>> begin
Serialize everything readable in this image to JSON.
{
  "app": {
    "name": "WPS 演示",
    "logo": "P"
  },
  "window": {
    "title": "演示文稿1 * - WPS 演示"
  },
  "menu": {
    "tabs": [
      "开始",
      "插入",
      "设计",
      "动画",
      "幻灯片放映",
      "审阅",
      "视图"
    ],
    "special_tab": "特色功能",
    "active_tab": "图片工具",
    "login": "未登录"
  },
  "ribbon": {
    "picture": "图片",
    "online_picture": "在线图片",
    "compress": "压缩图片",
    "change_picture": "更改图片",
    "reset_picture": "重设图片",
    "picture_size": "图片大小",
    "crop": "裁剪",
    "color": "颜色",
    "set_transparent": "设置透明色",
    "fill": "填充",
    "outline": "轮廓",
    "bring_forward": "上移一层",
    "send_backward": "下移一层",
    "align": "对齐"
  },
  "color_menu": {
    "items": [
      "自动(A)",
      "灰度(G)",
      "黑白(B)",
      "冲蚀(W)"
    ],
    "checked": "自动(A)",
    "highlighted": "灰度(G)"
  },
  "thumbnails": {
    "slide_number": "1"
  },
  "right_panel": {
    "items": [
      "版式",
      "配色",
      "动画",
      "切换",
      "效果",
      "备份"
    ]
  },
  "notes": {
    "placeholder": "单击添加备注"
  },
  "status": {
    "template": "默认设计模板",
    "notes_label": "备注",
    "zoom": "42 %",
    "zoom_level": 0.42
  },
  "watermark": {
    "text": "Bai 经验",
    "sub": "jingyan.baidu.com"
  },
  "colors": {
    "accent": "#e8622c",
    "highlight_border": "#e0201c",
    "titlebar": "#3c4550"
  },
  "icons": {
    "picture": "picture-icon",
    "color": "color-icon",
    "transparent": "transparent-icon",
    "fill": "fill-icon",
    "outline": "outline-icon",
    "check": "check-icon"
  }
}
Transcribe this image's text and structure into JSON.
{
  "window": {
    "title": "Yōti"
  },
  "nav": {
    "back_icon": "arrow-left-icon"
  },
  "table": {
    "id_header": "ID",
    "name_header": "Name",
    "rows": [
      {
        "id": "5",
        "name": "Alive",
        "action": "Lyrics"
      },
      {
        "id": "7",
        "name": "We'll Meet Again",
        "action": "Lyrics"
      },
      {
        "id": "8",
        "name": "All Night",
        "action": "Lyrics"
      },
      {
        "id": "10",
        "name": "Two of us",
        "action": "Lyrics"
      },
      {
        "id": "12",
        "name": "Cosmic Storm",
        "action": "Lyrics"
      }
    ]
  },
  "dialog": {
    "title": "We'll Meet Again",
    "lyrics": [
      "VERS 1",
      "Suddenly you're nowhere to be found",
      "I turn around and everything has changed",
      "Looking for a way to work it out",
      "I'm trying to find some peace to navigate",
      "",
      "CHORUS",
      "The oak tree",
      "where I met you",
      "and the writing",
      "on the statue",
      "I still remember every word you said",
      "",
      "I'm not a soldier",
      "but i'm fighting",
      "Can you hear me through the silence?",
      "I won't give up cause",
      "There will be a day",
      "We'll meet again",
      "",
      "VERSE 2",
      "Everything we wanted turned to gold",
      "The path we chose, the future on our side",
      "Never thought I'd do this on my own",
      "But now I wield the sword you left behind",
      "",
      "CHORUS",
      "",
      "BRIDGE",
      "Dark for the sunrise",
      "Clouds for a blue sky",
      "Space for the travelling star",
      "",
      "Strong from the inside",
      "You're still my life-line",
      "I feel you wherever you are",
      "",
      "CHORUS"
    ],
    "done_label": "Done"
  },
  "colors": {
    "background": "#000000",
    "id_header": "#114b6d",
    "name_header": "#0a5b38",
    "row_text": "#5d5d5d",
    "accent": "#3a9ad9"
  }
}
>> end
WORK REQUIRED
Please reproduce each line exactly as written.

COMPLETE ANSWER
Serialize everything readable in this image to JSON.
{
  "app": {
    "name": "WPS 演示",
    "logo": "P"
  },
  "window": {
    "title": "演示文稿1 * - WPS 演示"
  },
  "menu": {
    "tabs": [
      "开始",
      "插入",
      "设计",
      "动画",
      "幻灯片放映",
      "审阅",
      "视图"
    ],
    "special_tab": "特色功能",
    "active_tab": "图片工具",
    "login": "未登录"
  },
  "ribbon": {
    "picture": "图片",
    "online_picture": "在线图片",
    "compress": "压缩图片",
    "change_picture": "更改图片",
    "reset_picture": "重设图片",
    "picture_size": "图片大小",
    "crop": "裁剪",
    "color": "颜色",
    "set_transparent": "设置透明色",
    "fill": "填充",
    "outline": "轮廓",
    "bring_forward": "上移一层",
    "send_backward": "下移一层",
    "align": "对齐"
  },
  "color_menu": {
    "items": [
      "自动(A)",
      "灰度(G)",
      "黑白(B)",
      "冲蚀(W)"
    ],
    "checked": "自动(A)",
    "highlighted": "灰度(G)"
  },
  "thumbnails": {
    "slide_number": "1"
  },
  "right_panel": {
    "items": [
      "版式",
      "配色",
      "动画",
      "切换",
      "效果",
      "备份"
    ]
  },
  "notes": {
    "placeholder": "单击添加备注"
  },
  "status": {
    "template": "默认设计模板",
    "notes_label": "备注",
    "zoom": "42 %",
    "zoom_level": 0.42
  },
  "watermark": {
    "text": "Bai 经验",
    "sub": "jingyan.baidu.com"
  },
  "colors": {
    "accent": "#e8622c",
    "highlight_border": "#e0201c",
    "titlebar": "#3c4550"
  },
  "icons": {
    "picture": "picture-icon",
    "color": "color-icon",
    "transparent": "transparent-icon",
    "fill": "fill-icon",
    "outline": "outline-icon",
    "check": "check-icon"
  }
}
Transcribe this image's text and structure into JSON.
{
  "window": {
    "title": "Yōti"
  },
  "nav": {
    "back_icon": "arrow-left-icon"
  },
  "table": {
    "id_header": "ID",
    "name_header": "Name",
    "rows": [
      {
        "id": "5",
        "name": "Alive",
        "action": "Lyrics"
      },
      {
        "id": "7",
        "name": "We'll Meet Again",
        "action": "Lyrics"
      },
      {
        "id": "8",
        "name": "All Night",
        "action": "Lyrics"
      },
      {
        "id": "10",
        "name": "Two of us",
        "action": "Lyrics"
      },
      {
        "id": "12",
        "name": "Cosmic Storm",
        "action": "Lyrics"
      }
    ]
  },
  "dialog": {
    "title": "We'll Meet Again",
    "lyrics": [
      "VERS 1",
      "Suddenly you're nowhere to be found",
      "I turn around and everything has changed",
      "Looking for a way to work it out",
      "I'm trying to find some peace to navigate",
      "",
      "CHORUS",
      "The oak tree",
      "where I met you",
      "and the writing",
      "on the statue",
      "I still remember every word you said",
      "",
      "I'm not a soldier",
      "but i'm fighting",
      "Can you hear me through the silence?",
      "I won't give up cause",
      "There will be a day",
      "We'll meet again",
      "",
      "VERSE 2",
      "Everything we wanted turned to gold",
      "The path we chose, the future on our side",
      "Never thought I'd do this on my own",
      "But now I wield the sword you left behind",
      "",
      "CHORUS",
      "",
      "BRIDGE",
      "Dark for the sunrise",
      "Clouds for a blue sky",
      "Space for the travelling star",
      "",
      "Strong from the inside",
      "You're still my life-line",
      "I feel you wherever you are",
      "",
      "CHORUS"
    ],
    "done_label": "Done"
  },
  "colors": {
    "background": "#000000",
    "id_header": "#114b6d",
    "name_header": "#0a5b38",
    "row_text": "#5d5d5d",
    "accent": "#3a9ad9"
  }
}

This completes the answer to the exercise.